**TASK DATA**:

******************************

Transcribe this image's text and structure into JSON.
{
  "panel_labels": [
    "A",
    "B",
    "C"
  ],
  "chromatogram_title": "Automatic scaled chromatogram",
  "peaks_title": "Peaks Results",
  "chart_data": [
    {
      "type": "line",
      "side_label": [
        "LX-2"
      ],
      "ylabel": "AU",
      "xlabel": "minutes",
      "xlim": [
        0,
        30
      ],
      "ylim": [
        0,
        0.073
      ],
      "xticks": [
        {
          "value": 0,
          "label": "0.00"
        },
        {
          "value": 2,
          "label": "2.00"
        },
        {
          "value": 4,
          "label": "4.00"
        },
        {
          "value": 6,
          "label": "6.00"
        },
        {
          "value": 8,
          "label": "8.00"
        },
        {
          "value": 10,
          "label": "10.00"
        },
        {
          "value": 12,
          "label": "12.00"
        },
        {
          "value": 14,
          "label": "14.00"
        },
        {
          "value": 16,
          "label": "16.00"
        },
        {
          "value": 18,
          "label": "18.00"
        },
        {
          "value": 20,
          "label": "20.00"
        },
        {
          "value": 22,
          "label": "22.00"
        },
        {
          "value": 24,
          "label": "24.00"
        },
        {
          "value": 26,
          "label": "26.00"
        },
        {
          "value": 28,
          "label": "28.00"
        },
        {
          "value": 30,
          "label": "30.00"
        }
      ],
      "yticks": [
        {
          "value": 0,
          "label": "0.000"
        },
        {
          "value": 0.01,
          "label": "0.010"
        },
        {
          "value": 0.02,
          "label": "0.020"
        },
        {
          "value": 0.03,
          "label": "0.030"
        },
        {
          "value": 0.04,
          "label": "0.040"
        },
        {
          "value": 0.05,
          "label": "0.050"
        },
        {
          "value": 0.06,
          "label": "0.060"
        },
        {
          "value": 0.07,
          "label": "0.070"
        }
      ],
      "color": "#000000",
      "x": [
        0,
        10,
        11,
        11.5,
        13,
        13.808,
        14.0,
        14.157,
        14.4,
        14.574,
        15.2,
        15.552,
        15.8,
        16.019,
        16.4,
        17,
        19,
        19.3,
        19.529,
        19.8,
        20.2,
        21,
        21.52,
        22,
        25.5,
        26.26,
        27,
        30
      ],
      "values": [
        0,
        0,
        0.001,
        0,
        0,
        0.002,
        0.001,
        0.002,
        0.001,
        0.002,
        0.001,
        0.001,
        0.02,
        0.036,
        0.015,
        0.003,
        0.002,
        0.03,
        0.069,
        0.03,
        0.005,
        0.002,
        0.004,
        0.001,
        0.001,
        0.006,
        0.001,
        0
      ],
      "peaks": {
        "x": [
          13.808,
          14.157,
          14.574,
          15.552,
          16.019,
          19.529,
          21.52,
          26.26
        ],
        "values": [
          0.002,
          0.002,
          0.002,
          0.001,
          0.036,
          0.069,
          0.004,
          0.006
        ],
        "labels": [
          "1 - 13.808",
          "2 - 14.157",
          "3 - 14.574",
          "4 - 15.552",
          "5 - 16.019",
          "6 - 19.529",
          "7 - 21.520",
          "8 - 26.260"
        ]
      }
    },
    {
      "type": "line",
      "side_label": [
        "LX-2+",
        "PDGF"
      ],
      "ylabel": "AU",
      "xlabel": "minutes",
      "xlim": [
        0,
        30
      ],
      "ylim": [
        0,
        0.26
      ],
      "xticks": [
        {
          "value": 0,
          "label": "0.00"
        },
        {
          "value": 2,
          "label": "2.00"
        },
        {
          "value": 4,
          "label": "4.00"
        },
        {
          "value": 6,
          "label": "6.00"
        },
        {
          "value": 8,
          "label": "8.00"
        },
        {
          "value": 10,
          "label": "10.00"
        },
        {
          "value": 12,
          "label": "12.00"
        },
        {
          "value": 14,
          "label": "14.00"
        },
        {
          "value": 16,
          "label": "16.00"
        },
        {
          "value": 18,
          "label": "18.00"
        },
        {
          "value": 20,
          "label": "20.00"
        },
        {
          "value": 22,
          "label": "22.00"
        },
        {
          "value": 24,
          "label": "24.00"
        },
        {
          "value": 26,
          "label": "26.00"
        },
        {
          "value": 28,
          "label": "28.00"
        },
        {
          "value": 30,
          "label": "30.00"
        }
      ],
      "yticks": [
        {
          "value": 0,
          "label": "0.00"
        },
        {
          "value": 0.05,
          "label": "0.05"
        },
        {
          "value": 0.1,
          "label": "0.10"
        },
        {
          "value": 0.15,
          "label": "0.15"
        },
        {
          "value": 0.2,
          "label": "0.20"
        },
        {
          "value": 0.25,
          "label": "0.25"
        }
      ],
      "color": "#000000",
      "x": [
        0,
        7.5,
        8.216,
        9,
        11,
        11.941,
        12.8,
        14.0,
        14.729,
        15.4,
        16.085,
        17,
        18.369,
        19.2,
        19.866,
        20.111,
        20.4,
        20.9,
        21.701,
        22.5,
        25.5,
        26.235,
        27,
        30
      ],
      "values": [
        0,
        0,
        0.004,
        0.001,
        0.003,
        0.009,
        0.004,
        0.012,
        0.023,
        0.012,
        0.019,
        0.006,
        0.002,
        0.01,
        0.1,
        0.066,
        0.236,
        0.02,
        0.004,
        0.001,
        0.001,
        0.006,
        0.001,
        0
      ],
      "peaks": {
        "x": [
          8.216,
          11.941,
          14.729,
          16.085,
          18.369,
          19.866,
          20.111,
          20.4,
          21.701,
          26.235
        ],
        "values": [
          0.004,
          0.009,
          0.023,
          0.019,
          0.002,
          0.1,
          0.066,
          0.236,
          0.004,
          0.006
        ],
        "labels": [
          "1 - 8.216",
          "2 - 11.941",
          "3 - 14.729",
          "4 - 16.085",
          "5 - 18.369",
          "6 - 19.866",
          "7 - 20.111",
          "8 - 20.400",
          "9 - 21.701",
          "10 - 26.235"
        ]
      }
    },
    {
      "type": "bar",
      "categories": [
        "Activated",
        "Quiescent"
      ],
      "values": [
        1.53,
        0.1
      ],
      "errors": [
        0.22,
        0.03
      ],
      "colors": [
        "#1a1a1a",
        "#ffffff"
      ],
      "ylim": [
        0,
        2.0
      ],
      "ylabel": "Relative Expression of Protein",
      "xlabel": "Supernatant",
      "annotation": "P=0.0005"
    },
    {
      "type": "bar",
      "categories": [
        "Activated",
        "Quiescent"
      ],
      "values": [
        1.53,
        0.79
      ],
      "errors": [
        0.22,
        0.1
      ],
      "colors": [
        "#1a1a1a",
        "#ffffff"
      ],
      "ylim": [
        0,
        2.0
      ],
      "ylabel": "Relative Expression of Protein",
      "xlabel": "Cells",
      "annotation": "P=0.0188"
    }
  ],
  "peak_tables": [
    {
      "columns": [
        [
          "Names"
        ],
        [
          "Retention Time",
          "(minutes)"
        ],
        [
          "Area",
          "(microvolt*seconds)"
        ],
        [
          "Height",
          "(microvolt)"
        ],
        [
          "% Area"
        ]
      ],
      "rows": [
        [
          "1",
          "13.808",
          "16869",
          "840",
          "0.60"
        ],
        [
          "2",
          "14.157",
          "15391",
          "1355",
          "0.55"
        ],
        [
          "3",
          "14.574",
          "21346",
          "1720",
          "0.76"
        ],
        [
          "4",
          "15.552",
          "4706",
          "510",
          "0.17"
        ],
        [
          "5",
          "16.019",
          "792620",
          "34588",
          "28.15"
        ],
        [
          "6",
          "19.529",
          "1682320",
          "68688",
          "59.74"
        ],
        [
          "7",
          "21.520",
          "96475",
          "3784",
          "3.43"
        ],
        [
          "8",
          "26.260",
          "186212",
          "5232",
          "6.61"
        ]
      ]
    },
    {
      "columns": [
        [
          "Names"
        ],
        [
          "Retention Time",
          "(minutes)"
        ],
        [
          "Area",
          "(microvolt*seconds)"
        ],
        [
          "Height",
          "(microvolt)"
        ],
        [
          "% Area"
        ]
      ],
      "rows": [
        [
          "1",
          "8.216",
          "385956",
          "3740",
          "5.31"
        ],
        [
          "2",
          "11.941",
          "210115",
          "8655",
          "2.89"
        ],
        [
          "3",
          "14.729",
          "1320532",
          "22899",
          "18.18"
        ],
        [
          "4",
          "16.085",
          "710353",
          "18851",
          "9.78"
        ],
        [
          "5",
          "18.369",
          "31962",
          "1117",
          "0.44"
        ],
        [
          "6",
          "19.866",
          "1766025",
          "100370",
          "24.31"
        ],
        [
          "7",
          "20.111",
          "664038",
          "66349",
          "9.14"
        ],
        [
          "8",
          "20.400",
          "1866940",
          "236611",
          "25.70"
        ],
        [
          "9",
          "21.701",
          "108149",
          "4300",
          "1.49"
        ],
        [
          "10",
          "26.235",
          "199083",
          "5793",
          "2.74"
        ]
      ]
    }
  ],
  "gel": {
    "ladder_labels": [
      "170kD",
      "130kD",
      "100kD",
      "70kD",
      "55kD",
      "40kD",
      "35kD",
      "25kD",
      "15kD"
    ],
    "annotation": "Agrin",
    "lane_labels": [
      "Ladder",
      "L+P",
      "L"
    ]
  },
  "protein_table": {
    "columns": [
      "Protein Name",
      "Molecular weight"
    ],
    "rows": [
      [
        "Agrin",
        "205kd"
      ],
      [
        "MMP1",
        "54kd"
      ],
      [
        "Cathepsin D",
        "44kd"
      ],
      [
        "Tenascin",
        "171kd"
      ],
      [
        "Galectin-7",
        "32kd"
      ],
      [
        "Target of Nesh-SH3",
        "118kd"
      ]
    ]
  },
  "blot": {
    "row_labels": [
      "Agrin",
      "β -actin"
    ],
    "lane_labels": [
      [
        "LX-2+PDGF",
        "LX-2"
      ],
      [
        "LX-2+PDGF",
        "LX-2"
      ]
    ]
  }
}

******************************

Lines holding the string "annotation" in the records above must be counted; give the number alone.

3